▶ **GIVEN RECORDS**
"""

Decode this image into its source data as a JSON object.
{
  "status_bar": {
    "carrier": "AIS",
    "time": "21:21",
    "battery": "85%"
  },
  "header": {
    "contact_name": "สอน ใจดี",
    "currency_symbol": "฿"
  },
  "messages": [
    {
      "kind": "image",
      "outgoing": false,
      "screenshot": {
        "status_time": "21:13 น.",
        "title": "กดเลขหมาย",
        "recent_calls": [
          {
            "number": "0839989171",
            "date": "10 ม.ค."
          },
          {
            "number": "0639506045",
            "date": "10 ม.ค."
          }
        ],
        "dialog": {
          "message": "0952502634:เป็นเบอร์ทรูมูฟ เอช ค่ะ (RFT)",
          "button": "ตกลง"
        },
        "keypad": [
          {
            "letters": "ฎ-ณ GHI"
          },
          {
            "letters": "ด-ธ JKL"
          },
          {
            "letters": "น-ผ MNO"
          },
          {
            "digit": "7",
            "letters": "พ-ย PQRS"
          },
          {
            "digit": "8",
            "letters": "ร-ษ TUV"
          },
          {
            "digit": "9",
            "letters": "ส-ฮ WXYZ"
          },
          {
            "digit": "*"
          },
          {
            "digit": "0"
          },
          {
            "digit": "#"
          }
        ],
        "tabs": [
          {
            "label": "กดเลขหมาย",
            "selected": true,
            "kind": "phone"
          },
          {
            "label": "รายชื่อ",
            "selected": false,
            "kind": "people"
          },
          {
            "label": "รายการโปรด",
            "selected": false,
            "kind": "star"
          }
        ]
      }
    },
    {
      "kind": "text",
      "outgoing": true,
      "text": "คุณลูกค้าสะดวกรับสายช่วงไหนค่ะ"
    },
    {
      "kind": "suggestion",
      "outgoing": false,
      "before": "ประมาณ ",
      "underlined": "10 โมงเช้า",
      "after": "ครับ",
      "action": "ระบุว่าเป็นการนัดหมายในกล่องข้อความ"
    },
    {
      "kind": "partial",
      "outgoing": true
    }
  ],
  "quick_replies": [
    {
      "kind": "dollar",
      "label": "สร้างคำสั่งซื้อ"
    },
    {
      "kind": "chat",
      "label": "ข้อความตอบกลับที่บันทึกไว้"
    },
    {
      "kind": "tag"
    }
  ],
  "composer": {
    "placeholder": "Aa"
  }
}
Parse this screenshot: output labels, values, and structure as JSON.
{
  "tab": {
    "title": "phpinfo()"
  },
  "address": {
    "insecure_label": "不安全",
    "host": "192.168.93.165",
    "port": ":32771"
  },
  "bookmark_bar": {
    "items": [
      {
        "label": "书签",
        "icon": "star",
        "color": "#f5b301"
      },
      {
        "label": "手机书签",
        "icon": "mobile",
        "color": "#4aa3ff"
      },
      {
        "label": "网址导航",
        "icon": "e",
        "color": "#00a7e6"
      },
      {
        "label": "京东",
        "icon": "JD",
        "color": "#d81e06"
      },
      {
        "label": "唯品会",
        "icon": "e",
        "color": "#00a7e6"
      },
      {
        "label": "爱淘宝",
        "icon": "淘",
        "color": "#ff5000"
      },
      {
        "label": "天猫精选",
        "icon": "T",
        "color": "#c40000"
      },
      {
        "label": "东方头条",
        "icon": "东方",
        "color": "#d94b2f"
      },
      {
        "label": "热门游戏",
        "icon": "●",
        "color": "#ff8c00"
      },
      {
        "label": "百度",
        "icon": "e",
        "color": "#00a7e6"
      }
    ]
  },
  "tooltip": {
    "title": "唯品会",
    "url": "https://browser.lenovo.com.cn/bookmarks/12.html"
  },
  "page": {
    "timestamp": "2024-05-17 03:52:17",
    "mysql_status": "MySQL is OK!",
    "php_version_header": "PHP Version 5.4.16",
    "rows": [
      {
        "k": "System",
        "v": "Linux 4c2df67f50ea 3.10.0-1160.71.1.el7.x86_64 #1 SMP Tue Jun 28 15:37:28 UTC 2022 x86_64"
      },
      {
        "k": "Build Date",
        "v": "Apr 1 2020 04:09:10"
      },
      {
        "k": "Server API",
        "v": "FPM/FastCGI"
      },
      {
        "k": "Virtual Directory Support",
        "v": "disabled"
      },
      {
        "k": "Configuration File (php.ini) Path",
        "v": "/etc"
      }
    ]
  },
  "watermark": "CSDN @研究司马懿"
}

"""

▶ **WHAT IS BEING ASKED**
Repeat the data verbatim.

▶ **OUTPUT**
Decode this image into its source data as a JSON object.
{
  "status_bar": {
    "carrier": "AIS",
    "time": "21:21",
    "battery": "85%"
  },
  "header": {
    "contact_name": "สอน ใจดี",
    "currency_symbol": "฿"
  },
  "messages": [
    {
      "kind": "image",
      "outgoing": false,
      "screenshot": {
        "status_time": "21:13 น.",
        "title": "กดเลขหมาย",
        "recent_calls": [
          {
            "number": "0839989171",
            "date": "10 ม.ค."
          },
          {
            "number": "0639506045",
            "date": "10 ม.ค."
          }
        ],
        "dialog": {
          "message": "0952502634:เป็นเบอร์ทรูมูฟ เอช ค่ะ (RFT)",
          "button": "ตกลง"
        },
        "keypad": [
          {
            "letters": "ฎ-ณ GHI"
          },
          {
            "letters": "ด-ธ JKL"
          },
          {
            "letters": "น-ผ MNO"
          },
          {
            "digit": "7",
            "letters": "พ-ย PQRS"
          },
          {
            "digit": "8",
            "letters": "ร-ษ TUV"
          },
          {
            "digit": "9",
            "letters": "ส-ฮ WXYZ"
          },
          {
            "digit": "*"
          },
          {
            "digit": "0"
          },
          {
            "digit": "#"
          }
        ],
        "tabs": [
          {
            "label": "กดเลขหมาย",
            "selected": true,
            "kind": "phone"
          },
          {
            "label": "รายชื่อ",
            "selected": false,
            "kind": "people"
          },
          {
            "label": "รายการโปรด",
            "selected": false,
            "kind": "star"
          }
        ]
      }
    },
    {
      "kind": "text",
      "outgoing": true,
      "text": "คุณลูกค้าสะดวกรับสายช่วงไหนค่ะ"
    },
    {
      "kind": "suggestion",
      "outgoing": false,
      "before": "ประมาณ ",
      "underlined": "10 โมงเช้า",
      "after": "ครับ",
      "action": "ระบุว่าเป็นการนัดหมายในกล่องข้อความ"
    },
    {
      "kind": "partial",
      "outgoing": true
    }
  ],
  "quick_replies": [
    {
      "kind": "dollar",
      "label": "สร้างคำสั่งซื้อ"
    },
    {
      "kind": "chat",
      "label": "ข้อความตอบกลับที่บันทึกไว้"
    },
    {
      "kind": "tag"
    }
  ],
  "composer": {
    "placeholder": "Aa"
  }
}
Parse this screenshot: output labels, values, and structure as JSON.
{
  "tab": {
    "title": "phpinfo()"
  },
  "address": {
    "insecure_label": "不安全",
    "host": "192.168.93.165",
    "port": ":32771"
  },
  "bookmark_bar": {
    "items": [
      {
        "label": "书签",
        "icon": "star",
        "color": "#f5b301"
      },
      {
        "label": "手机书签",
        "icon": "mobile",
        "color": "#4aa3ff"
      },
      {
        "label": "网址导航",
        "icon": "e",
        "color": "#00a7e6"
      },
      {
        "label": "京东",
        "icon": "JD",
        "color": "#d81e06"
      },
      {
        "label": "唯品会",
        "icon": "e",
        "color": "#00a7e6"
      },
      {
        "label": "爱淘宝",
        "icon": "淘",
        "color": "#ff5000"
      },
      {
        "label": "天猫精选",
        "icon": "T",
        "color": "#c40000"
      },
      {
        "label": "东方头条",
        "icon": "东方",
        "color": "#d94b2f"
      },
      {
        "label": "热门游戏",
        "icon": "●",
        "color": "#ff8c00"
      },
      {
        "label": "百度",
        "icon": "e",
        "color": "#00a7e6"
      }
    ]
  },
  "tooltip": {
    "title": "唯品会",
    "url": "https://browser.lenovo.com.cn/bookmarks/12.html"
  },
  "page": {
    "timestamp": "2024-05-17 03:52:17",
    "mysql_status": "MySQL is OK!",
    "php_version_header": "PHP Version 5.4.16",
    "rows": [
      {
        "k": "System",
        "v": "Linux 4c2df67f50ea 3.10.0-1160.71.1.el7.x86_64 #1 SMP Tue Jun 28 15:37:28 UTC 2022 x86_64"
      },
      {
        "k": "Build Date",
        "v": "Apr 1 2020 04:09:10"
      },
      {
        "k": "Server API",
        "v": "FPM/FastCGI"
      },
      {
        "k": "Virtual Directory Support",
        "v": "disabled"
      },
      {
        "k": "Configuration File (php.ini) Path",
        "v": "/etc"
      }
    ]
  },
  "watermark": "CSDN @研究司马懿"
}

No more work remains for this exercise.